--- GIVEN EXERCISE ---
Can you return every line of these records with nothing changed?

Spatial annotation entries:
■ ■ ■ ■ ■ ■ ■

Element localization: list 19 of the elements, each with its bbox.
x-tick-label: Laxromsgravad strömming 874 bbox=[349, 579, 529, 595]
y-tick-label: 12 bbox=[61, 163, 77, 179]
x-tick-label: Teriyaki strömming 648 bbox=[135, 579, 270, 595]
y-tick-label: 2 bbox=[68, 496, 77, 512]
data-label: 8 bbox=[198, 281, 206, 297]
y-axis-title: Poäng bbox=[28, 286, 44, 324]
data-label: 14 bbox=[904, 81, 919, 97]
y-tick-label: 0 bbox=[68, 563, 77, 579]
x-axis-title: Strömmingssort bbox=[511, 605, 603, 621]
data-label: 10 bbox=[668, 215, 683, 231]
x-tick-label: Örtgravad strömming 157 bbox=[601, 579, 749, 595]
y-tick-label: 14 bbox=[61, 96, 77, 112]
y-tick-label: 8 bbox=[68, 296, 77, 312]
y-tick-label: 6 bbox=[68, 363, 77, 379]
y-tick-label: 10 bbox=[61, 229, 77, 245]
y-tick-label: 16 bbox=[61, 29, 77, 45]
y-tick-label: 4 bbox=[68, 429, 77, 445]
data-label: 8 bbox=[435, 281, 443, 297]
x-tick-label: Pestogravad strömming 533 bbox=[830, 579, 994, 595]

■ ■ ■ ■ ■ ■ ■

--- SOLVED EXERCISE ---
Element localization: list 19 of the elements, each with its bbox.
x-tick-label: Laxromsgravad strömming 874 bbox=[349, 579, 529, 595]
y-tick-label: 12 bbox=[61, 163, 77, 179]
x-tick-label: Teriyaki strömming 648 bbox=[135, 579, 270, 595]
y-tick-label: 2 bbox=[68, 496, 77, 512]
data-label: 8 bbox=[198, 281, 206, 297]
y-axis-title: Poäng bbox=[28, 286, 44, 324]
data-label: 14 bbox=[904, 81, 919, 97]
y-tick-label: 0 bbox=[68, 563, 77, 579]
x-axis-title: Strömmingssort bbox=[511, 605, 603, 621]
data-label: 10 bbox=[668, 215, 683, 231]
x-tick-label: Örtgravad strömming 157 bbox=[601, 579, 749, 595]
y-tick-label: 14 bbox=[61, 96, 77, 112]
y-tick-label: 8 bbox=[68, 296, 77, 312]
y-tick-label: 6 bbox=[68, 363, 77, 379]
y-tick-label: 10 bbox=[61, 229, 77, 245]
y-tick-label: 16 bbox=[61, 29, 77, 45]
y-tick-label: 4 bbox=[68, 429, 77, 445]
data-label: 8 bbox=[435, 281, 443, 297]
x-tick-label: Pestogravad strömming 533 bbox=[830, 579, 994, 595]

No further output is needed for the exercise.